## What the task requires:
Copy the records below exactly, leaving out any pictures.

## Stored rows:
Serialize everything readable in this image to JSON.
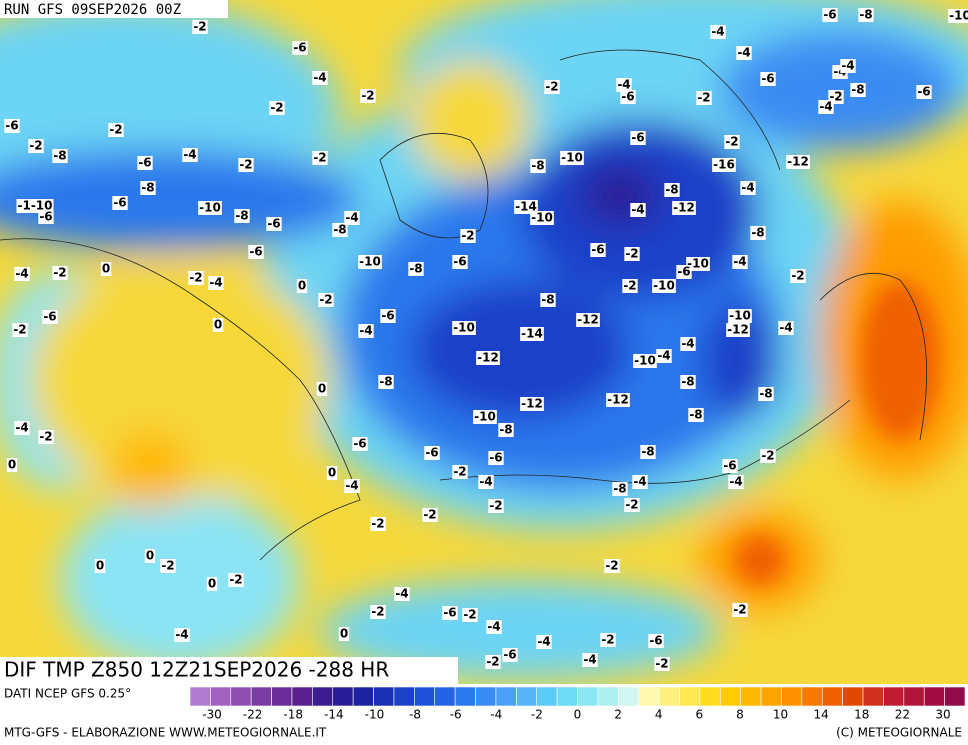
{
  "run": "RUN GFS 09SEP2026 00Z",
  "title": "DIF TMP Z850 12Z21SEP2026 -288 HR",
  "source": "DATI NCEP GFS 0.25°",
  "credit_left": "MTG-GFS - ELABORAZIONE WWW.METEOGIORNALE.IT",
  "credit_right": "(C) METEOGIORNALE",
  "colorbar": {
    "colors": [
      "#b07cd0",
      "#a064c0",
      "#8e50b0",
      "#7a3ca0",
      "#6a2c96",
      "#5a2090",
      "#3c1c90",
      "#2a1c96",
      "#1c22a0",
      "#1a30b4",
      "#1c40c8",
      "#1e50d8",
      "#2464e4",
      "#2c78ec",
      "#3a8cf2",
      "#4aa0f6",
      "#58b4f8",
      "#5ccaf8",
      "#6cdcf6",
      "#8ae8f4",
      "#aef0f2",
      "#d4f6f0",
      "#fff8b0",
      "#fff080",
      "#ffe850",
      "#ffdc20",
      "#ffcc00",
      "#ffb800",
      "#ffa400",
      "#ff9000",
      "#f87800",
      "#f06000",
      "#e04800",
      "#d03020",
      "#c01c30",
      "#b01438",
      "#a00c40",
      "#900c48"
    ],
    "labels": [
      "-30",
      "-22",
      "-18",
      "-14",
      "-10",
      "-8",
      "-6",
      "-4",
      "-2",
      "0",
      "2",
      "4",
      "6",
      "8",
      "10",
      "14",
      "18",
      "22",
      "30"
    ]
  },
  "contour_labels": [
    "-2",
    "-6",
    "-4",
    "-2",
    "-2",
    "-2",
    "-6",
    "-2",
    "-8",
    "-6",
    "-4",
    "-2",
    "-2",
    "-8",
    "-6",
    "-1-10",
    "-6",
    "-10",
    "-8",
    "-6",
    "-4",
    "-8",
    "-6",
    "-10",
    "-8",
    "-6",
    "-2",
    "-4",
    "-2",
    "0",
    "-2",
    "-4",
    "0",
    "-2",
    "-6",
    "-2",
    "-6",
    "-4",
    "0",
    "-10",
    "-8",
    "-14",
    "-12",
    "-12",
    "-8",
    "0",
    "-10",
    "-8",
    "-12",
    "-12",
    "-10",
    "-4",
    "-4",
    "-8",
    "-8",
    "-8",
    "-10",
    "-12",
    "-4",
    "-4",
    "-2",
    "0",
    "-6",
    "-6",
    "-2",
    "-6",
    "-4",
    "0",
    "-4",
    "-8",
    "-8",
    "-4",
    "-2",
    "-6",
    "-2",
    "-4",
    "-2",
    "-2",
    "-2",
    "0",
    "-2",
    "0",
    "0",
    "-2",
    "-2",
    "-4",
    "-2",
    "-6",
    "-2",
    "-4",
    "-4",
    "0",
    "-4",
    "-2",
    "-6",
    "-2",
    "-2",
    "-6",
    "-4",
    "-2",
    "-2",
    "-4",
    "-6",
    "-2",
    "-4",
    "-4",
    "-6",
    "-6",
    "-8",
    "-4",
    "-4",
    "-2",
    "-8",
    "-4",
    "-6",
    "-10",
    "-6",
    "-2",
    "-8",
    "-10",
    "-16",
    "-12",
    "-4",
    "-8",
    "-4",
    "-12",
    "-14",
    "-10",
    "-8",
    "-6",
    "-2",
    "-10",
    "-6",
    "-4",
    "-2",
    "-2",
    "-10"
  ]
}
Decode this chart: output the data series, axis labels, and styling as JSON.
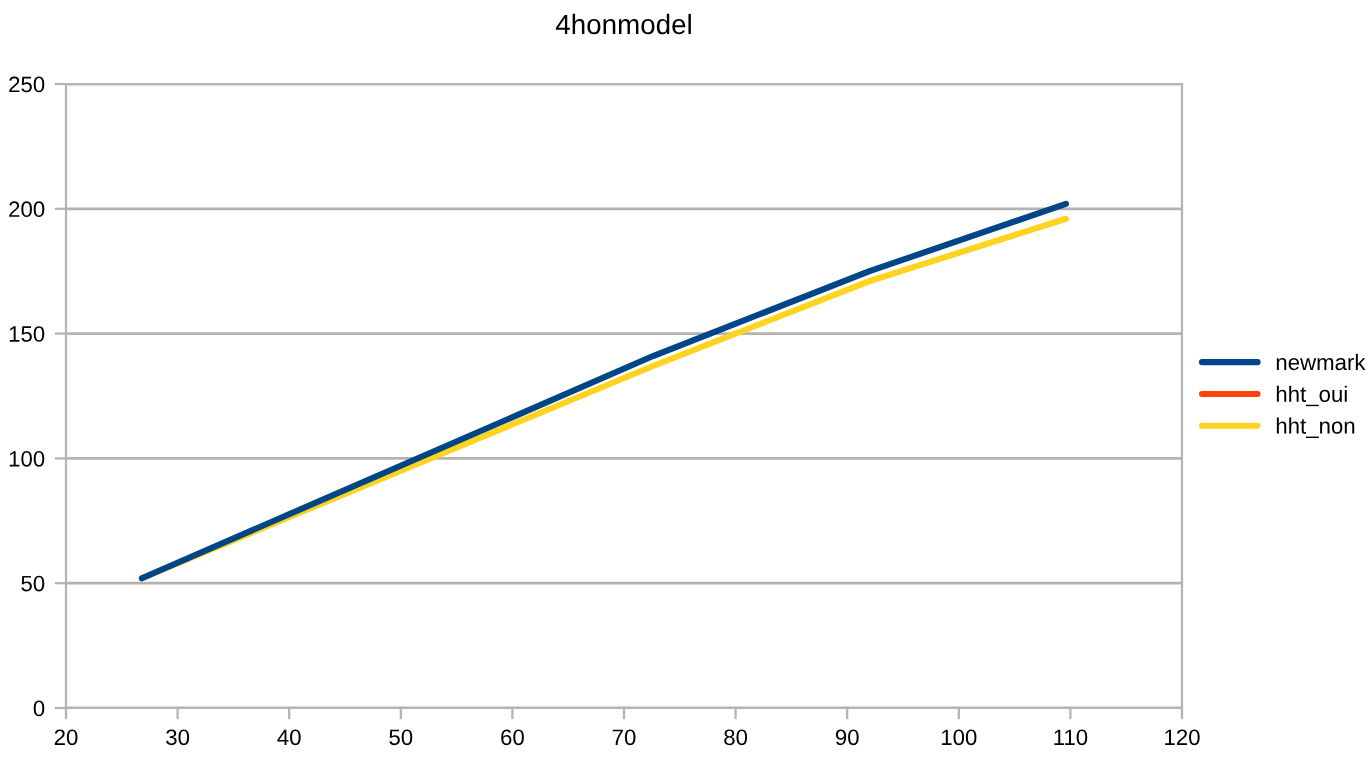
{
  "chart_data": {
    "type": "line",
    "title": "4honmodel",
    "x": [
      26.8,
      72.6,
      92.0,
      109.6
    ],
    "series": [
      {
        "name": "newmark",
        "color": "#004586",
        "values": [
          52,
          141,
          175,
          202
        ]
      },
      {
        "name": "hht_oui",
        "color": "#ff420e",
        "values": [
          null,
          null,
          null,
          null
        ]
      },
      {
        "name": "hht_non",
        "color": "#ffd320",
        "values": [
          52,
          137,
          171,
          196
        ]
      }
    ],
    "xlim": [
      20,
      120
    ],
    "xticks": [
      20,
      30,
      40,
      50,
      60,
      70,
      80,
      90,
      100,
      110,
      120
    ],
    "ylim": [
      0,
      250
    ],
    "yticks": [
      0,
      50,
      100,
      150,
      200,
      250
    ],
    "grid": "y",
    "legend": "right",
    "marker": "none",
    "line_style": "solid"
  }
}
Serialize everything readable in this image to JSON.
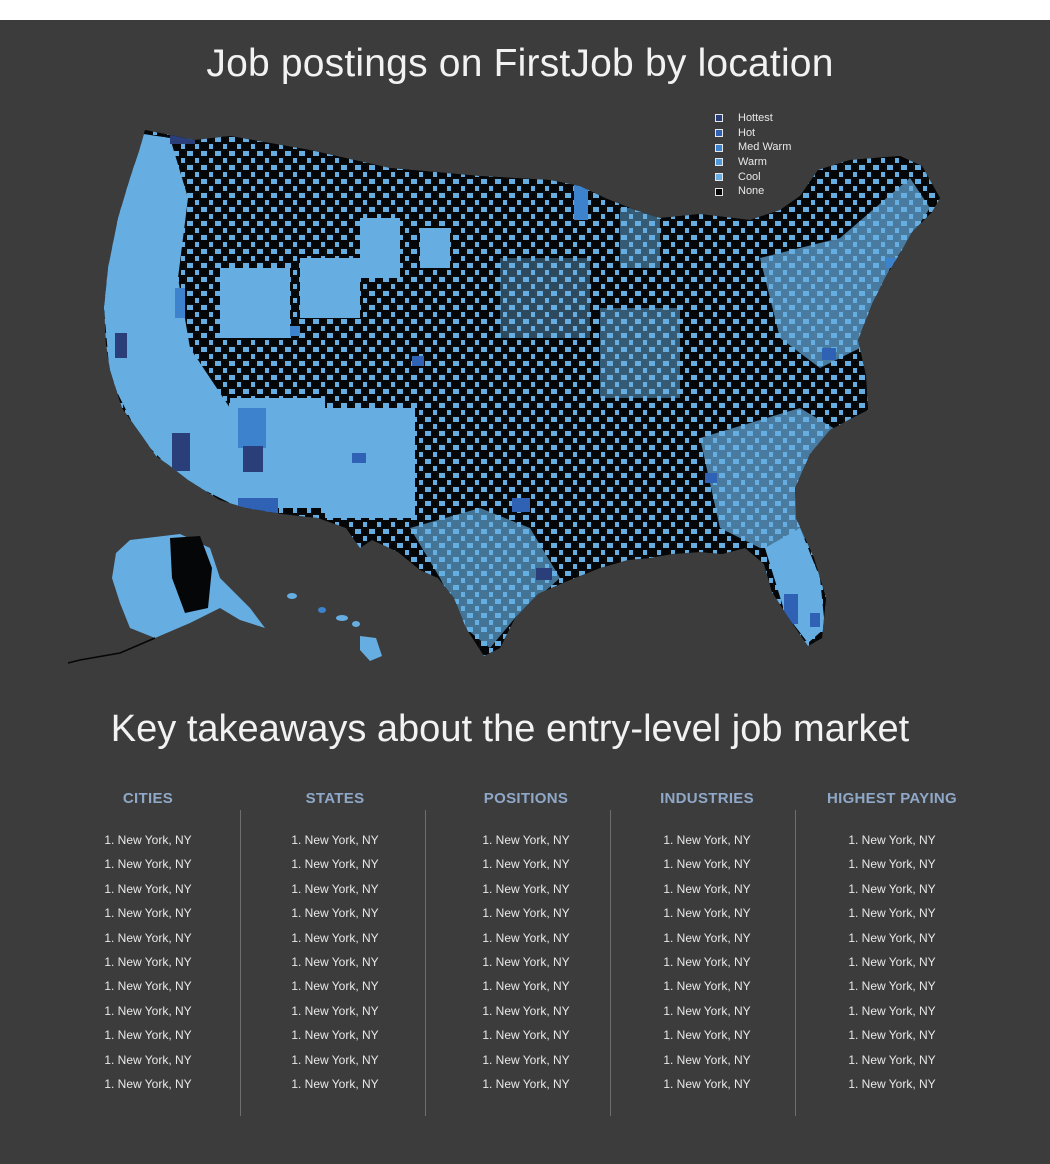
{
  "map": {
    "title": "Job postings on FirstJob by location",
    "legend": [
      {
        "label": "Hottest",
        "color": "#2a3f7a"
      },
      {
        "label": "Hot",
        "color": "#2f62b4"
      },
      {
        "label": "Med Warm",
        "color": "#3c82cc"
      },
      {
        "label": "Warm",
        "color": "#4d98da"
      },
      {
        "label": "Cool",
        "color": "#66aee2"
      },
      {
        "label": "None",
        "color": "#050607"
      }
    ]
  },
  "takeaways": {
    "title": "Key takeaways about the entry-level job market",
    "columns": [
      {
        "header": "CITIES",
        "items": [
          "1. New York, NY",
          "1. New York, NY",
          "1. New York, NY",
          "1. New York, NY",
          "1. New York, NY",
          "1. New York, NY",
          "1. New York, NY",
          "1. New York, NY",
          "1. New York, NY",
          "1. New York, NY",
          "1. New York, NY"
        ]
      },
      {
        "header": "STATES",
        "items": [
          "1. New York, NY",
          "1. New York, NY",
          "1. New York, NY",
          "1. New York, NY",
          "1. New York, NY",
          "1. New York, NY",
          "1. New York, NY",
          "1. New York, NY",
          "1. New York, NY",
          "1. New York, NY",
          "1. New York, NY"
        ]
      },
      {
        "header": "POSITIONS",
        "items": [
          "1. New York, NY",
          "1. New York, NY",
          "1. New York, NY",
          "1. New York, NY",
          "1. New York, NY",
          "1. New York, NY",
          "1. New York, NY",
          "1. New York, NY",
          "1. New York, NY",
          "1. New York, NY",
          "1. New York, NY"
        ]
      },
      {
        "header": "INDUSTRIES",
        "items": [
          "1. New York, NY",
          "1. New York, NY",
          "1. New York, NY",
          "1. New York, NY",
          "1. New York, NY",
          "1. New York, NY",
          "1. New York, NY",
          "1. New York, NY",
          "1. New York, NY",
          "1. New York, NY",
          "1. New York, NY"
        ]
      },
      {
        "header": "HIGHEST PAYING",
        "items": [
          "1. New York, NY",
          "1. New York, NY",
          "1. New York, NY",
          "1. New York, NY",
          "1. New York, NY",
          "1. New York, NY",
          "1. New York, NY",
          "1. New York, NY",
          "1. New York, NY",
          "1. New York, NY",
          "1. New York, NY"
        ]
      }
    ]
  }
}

## Correct result:
Serialize everything readable in this image to JSON.
{
  "run": "RUN GFS 09SEP2026 00Z",
  "title": "DIF TMP Z850 12Z21SEP2026 -288 HR",
  "source": "DATI NCEP GFS 0.25°",
  "credit_left": "MTG-GFS - ELABORAZIONE WWW.METEOGIORNALE.IT",
  "credit_right": "(C) METEOGIORNALE",
  "colorbar": {
    "colors": [
      "#b07cd0",
      "#a064c0",
      "#8e50b0",
      "#7a3ca0",
      "#6a2c96",
      "#5a2090",
      "#3c1c90",
      "#2a1c96",
      "#1c22a0",
      "#1a30b4",
      "#1c40c8",
      "#1e50d8",
      "#2464e4",
      "#2c78ec",
      "#3a8cf2",
      "#4aa0f6",
      "#58b4f8",
      "#5ccaf8",
      "#6cdcf6",
      "#8ae8f4",
      "#aef0f2",
      "#d4f6f0",
      "#fff8b0",
      "#fff080",
      "#ffe850",
      "#ffdc20",
      "#ffcc00",
      "#ffb800",
      "#ffa400",
      "#ff9000",
      "#f87800",
      "#f06000",
      "#e04800",
      "#d03020",
      "#c01c30",
      "#b01438",
      "#a00c40",
      "#900c48"
    ],
    "labels": [
      "-30",
      "-22",
      "-18",
      "-14",
      "-10",
      "-8",
      "-6",
      "-4",
      "-2",
      "0",
      "2",
      "4",
      "6",
      "8",
      "10",
      "14",
      "18",
      "22",
      "30"
    ]
  },
  "contour_labels": [
    "-2",
    "-6",
    "-4",
    "-2",
    "-2",
    "-2",
    "-6",
    "-2",
    "-8",
    "-6",
    "-4",
    "-2",
    "-2",
    "-8",
    "-6",
    "-1-10",
    "-6",
    "-10",
    "-8",
    "-6",
    "-4",
    "-8",
    "-6",
    "-10",
    "-8",
    "-6",
    "-2",
    "-4",
    "-2",
    "0",
    "-2",
    "-4",
    "0",
    "-2",
    "-6",
    "-2",
    "-6",
    "-4",
    "0",
    "-10",
    "-8",
    "-14",
    "-12",
    "-12",
    "-8",
    "0",
    "-10",
    "-8",
    "-12",
    "-12",
    "-10",
    "-4",
    "-4",
    "-8",
    "-8",
    "-8",
    "-10",
    "-12",
    "-4",
    "-4",
    "-2",
    "0",
    "-6",
    "-6",
    "-2",
    "-6",
    "-4",
    "0",
    "-4",
    "-8",
    "-8",
    "-4",
    "-2",
    "-6",
    "-2",
    "-4",
    "-2",
    "-2",
    "-2",
    "0",
    "-2",
    "0",
    "0",
    "-2",
    "-2",
    "-4",
    "-2",
    "-6",
    "-2",
    "-4",
    "-4",
    "0",
    "-4",
    "-2",
    "-6",
    "-2",
    "-2",
    "-6",
    "-4",
    "-2",
    "-2",
    "-4",
    "-6",
    "-2",
    "-4",
    "-4",
    "-6",
    "-6",
    "-8",
    "-4",
    "-4",
    "-2",
    "-8",
    "-4",
    "-6",
    "-10",
    "-6",
    "-2",
    "-8",
    "-10",
    "-16",
    "-12",
    "-4",
    "-8",
    "-4",
    "-12",
    "-14",
    "-10",
    "-8",
    "-6",
    "-2",
    "-10",
    "-6",
    "-4",
    "-2",
    "-2",
    "-10"
  ]
}
Decode this chart: output the data series, axis labels, and styling as JSON.
{
  "chart_data": {
    "type": "line",
    "title": "4honmodel",
    "x": [
      26.8,
      72.6,
      92.0,
      109.6
    ],
    "series": [
      {
        "name": "newmark",
        "color": "#004586",
        "values": [
          52,
          141,
          175,
          202
        ]
      },
      {
        "name": "hht_oui",
        "color": "#ff420e",
        "values": [
          null,
          null,
          null,
          null
        ]
      },
      {
        "name": "hht_non",
        "color": "#ffd320",
        "values": [
          52,
          137,
          171,
          196
        ]
      }
    ],
    "xlim": [
      20,
      120
    ],
    "xticks": [
      20,
      30,
      40,
      50,
      60,
      70,
      80,
      90,
      100,
      110,
      120
    ],
    "ylim": [
      0,
      250
    ],
    "yticks": [
      0,
      50,
      100,
      150,
      200,
      250
    ],
    "grid": "y",
    "legend": "right",
    "marker": "none",
    "line_style": "solid"
  }
}
Serialize everything readable in this image to JSON.
{
  "map": {
    "title": "Job postings on FirstJob by location",
    "legend": [
      {
        "label": "Hottest",
        "color": "#2a3f7a"
      },
      {
        "label": "Hot",
        "color": "#2f62b4"
      },
      {
        "label": "Med Warm",
        "color": "#3c82cc"
      },
      {
        "label": "Warm",
        "color": "#4d98da"
      },
      {
        "label": "Cool",
        "color": "#66aee2"
      },
      {
        "label": "None",
        "color": "#050607"
      }
    ]
  },
  "takeaways": {
    "title": "Key takeaways about the entry-level job market",
    "columns": [
      {
        "header": "CITIES",
        "items": [
          "1. New York, NY",
          "1. New York, NY",
          "1. New York, NY",
          "1. New York, NY",
          "1. New York, NY",
          "1. New York, NY",
          "1. New York, NY",
          "1. New York, NY",
          "1. New York, NY",
          "1. New York, NY",
          "1. New York, NY"
        ]
      },
      {
        "header": "STATES",
        "items": [
          "1. New York, NY",
          "1. New York, NY",
          "1. New York, NY",
          "1. New York, NY",
          "1. New York, NY",
          "1. New York, NY",
          "1. New York, NY",
          "1. New York, NY",
          "1. New York, NY",
          "1. New York, NY",
          "1. New York, NY"
        ]
      },
      {
        "header": "POSITIONS",
        "items": [
          "1. New York, NY",
          "1. New York, NY",
          "1. New York, NY",
          "1. New York, NY",
          "1. New York, NY",
          "1. New York, NY",
          "1. New York, NY",
          "1. New York, NY",
          "1. New York, NY",
          "1. New York, NY",
          "1. New York, NY"
        ]
      },
      {
        "header": "INDUSTRIES",
        "items": [
          "1. New York, NY",
          "1. New York, NY",
          "1. New York, NY",
          "1. New York, NY",
          "1. New York, NY",
          "1. New York, NY",
          "1. New York, NY",
          "1. New York, NY",
          "1. New York, NY",
          "1. New York, NY",
          "1. New York, NY"
        ]
      },
      {
        "header": "HIGHEST PAYING",
        "items": [
          "1. New York, NY",
          "1. New York, NY",
          "1. New York, NY",
          "1. New York, NY",
          "1. New York, NY",
          "1. New York, NY",
          "1. New York, NY",
          "1. New York, NY",
          "1. New York, NY",
          "1. New York, NY",
          "1. New York, NY"
        ]
      }
    ]
  }
}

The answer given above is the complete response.